───── EXTRACTED INFORMATION ─────

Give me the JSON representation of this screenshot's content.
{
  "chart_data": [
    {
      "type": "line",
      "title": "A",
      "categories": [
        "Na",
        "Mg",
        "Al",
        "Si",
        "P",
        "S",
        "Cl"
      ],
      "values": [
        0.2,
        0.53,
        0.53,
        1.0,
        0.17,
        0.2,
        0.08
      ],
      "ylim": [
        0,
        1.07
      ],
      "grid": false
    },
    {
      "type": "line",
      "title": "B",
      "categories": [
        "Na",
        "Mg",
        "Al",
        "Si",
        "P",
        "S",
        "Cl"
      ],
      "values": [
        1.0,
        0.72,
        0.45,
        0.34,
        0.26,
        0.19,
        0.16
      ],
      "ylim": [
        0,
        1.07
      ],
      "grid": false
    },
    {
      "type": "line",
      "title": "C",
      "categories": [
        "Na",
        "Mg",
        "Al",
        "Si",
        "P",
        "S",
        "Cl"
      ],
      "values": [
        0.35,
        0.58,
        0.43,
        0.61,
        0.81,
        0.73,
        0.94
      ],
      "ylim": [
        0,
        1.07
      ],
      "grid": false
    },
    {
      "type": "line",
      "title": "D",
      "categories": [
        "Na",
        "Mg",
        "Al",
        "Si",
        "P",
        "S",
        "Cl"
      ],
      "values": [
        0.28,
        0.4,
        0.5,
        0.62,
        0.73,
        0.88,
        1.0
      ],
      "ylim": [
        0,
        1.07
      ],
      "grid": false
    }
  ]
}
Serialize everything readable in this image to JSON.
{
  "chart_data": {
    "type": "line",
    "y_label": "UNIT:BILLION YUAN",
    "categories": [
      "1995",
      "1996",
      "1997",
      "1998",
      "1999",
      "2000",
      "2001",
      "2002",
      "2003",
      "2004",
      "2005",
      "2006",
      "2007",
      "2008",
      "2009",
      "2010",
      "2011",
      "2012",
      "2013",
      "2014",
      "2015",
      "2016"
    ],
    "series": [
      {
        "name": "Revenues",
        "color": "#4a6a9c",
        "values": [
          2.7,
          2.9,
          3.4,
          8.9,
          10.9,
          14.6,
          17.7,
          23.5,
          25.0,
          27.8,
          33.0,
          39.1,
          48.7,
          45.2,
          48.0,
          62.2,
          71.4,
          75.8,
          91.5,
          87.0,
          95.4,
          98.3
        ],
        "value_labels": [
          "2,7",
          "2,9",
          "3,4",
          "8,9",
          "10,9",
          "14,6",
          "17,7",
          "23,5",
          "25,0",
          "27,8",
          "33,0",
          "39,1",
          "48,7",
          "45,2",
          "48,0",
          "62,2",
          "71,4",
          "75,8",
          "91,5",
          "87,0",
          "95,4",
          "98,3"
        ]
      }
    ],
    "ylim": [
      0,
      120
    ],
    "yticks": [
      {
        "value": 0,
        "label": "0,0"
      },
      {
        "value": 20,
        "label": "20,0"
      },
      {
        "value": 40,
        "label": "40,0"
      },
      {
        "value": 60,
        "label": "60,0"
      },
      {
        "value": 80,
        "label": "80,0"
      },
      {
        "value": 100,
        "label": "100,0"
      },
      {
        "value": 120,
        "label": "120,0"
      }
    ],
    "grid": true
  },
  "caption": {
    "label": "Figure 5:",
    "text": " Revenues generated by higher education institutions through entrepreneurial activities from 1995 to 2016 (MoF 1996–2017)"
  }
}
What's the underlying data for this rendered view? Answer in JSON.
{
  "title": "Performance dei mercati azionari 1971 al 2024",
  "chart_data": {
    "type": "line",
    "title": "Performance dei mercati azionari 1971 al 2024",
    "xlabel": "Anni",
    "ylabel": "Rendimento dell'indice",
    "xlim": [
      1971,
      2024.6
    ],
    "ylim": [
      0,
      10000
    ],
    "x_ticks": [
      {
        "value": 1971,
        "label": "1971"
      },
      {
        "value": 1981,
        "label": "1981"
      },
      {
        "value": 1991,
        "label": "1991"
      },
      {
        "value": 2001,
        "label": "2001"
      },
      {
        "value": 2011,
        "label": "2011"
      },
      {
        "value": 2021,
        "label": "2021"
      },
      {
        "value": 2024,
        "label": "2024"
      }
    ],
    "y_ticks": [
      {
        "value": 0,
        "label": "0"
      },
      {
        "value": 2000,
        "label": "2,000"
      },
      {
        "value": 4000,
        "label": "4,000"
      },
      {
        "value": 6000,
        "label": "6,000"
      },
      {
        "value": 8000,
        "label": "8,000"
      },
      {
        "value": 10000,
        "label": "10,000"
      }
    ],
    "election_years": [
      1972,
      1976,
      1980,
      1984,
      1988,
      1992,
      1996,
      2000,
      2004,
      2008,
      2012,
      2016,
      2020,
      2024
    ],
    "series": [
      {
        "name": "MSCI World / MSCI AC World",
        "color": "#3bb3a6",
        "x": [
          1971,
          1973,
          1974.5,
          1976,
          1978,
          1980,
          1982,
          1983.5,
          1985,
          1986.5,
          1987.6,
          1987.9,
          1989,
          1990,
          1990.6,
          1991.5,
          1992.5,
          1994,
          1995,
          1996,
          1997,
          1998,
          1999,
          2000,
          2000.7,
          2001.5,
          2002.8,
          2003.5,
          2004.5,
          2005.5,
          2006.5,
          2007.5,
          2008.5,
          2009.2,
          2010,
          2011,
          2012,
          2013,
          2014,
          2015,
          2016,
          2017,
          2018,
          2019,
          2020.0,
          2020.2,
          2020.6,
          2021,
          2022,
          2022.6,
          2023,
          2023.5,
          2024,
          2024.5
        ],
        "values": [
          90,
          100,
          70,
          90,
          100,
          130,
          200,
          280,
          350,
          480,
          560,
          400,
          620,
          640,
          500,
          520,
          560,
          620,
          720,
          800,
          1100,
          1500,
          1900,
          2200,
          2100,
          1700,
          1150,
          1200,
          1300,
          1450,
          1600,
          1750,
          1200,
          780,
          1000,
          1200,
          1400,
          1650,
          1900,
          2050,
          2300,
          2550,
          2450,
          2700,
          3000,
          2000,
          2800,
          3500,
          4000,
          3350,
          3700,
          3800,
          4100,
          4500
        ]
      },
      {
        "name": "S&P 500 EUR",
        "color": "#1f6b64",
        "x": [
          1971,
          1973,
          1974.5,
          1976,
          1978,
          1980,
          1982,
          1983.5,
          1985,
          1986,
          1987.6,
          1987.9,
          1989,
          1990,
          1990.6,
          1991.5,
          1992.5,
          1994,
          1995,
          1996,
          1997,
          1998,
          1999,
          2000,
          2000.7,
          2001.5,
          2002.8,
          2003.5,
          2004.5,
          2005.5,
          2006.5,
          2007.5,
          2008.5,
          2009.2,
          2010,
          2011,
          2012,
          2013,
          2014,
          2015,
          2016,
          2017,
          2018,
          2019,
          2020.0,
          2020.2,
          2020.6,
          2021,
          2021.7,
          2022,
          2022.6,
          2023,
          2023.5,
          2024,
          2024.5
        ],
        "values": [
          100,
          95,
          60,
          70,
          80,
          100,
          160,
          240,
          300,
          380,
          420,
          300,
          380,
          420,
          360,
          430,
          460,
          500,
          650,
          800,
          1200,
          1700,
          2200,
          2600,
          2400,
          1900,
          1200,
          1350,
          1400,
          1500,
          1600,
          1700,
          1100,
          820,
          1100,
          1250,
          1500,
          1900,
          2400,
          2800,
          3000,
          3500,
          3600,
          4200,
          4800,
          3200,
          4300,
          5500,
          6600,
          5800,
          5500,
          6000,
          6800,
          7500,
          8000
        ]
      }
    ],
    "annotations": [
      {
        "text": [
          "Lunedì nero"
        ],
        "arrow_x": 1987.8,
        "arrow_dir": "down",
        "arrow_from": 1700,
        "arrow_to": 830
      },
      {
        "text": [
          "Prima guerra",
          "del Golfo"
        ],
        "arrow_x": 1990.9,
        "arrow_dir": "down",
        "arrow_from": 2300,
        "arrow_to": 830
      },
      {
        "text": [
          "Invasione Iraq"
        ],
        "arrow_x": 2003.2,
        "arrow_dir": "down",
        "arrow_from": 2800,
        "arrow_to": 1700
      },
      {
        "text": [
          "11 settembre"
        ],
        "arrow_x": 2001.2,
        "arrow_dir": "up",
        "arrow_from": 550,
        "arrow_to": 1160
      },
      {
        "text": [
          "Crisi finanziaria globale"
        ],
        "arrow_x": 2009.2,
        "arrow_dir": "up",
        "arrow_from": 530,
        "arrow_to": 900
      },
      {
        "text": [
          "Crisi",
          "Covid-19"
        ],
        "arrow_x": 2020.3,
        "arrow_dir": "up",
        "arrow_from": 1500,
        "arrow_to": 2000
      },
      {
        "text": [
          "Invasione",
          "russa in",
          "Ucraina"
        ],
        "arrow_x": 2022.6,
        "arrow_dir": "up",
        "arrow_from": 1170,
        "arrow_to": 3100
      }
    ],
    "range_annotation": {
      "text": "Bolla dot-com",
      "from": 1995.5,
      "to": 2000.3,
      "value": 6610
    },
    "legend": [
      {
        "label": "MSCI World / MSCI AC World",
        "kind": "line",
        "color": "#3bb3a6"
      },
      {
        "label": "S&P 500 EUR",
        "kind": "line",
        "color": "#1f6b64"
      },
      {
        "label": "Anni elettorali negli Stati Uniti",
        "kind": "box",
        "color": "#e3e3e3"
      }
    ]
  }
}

─────

• **PROBLEM STATEMENT**:
Read the data above. Pull out each line in which the string "World" appears.

• **OUTPUT BELOW**:
        "name": "MSCI World / MSCI AC World",
        "label": "MSCI World / MSCI AC World",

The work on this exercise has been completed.